## START Records provided

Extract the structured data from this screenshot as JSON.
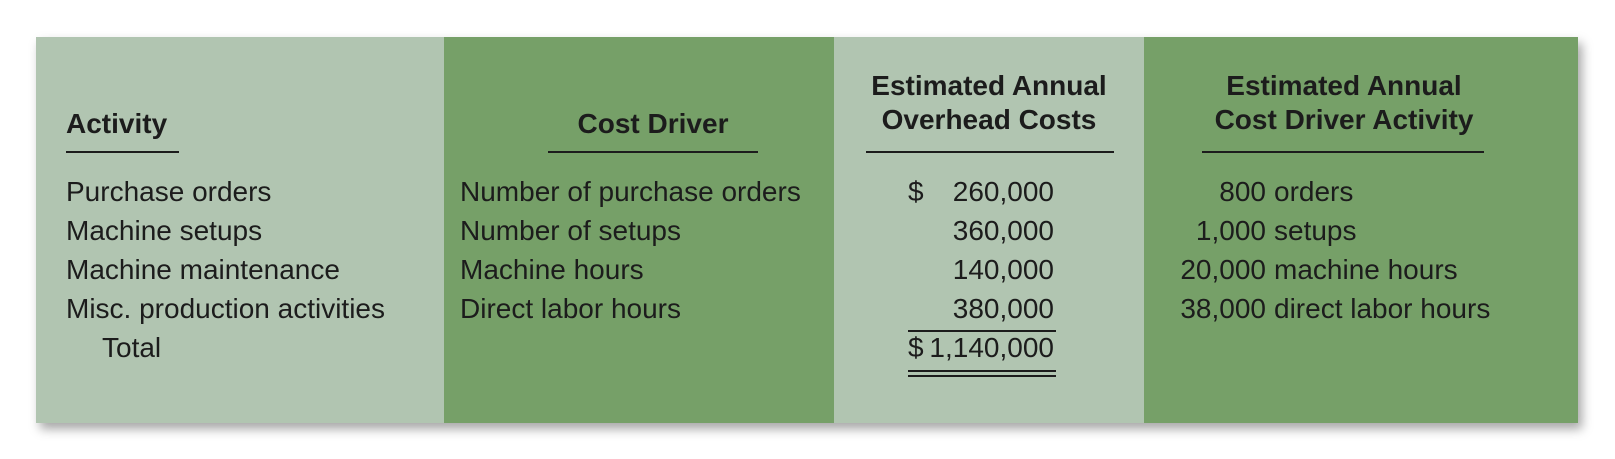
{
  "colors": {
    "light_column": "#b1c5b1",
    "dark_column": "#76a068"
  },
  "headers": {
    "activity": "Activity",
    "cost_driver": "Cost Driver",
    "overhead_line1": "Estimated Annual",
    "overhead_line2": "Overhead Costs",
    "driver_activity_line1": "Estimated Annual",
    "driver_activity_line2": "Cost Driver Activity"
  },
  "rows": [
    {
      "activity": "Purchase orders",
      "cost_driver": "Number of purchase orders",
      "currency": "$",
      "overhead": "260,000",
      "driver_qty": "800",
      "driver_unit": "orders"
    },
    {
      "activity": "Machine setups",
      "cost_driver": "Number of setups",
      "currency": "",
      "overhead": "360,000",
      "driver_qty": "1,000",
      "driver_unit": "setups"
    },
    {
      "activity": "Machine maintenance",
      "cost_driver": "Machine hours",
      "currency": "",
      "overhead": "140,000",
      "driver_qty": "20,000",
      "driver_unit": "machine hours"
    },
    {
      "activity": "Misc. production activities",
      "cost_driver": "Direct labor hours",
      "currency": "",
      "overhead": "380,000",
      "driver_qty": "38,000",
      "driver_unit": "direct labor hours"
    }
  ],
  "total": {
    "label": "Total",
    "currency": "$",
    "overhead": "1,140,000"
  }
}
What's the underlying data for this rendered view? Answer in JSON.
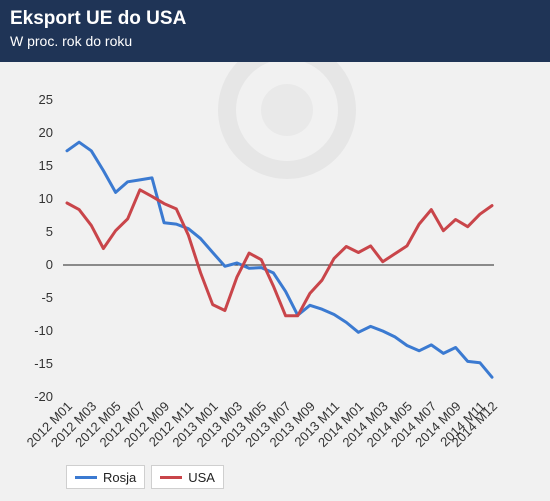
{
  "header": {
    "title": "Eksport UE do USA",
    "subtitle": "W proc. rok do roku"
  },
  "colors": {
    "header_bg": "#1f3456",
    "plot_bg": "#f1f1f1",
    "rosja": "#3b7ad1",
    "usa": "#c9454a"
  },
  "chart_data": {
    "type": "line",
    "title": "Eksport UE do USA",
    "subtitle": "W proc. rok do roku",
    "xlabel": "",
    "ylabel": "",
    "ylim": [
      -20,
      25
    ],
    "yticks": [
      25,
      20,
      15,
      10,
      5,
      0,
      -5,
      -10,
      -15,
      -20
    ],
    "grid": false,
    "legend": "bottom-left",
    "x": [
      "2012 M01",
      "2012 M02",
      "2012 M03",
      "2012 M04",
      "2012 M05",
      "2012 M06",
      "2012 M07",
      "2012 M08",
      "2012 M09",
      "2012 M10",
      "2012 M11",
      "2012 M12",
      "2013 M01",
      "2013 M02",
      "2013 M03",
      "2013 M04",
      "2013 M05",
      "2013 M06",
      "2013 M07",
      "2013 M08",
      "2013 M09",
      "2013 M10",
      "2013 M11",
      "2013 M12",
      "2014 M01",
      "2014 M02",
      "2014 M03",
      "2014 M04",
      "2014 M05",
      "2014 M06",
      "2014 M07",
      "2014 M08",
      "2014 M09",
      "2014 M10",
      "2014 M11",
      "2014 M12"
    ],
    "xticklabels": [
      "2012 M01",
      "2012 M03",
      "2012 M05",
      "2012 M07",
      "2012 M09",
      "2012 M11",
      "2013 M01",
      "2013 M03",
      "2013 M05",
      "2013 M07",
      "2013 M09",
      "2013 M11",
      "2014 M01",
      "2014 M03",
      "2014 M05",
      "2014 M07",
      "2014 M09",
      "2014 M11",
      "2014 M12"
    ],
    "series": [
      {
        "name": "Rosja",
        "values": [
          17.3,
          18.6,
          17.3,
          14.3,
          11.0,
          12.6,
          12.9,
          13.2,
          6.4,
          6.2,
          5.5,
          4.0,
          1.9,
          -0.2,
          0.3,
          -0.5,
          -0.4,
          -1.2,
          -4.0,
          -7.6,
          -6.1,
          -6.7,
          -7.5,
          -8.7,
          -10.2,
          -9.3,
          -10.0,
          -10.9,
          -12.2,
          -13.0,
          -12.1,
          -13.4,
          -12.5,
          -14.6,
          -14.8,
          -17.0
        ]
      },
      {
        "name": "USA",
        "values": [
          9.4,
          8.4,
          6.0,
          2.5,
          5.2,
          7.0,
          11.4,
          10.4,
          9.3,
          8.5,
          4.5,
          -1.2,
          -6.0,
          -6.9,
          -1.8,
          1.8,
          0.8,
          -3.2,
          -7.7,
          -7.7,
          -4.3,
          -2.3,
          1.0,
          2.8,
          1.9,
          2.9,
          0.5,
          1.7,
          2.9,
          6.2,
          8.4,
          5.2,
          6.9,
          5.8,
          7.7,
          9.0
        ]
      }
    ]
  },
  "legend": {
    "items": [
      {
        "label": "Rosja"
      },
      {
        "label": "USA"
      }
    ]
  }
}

## END Records provided

The request> Scan the material for lines with the word "roku", and copy each line you find.

In response>
    "subtitle": "W proc. rok do roku"
    "subtitle": "W proc. rok do roku",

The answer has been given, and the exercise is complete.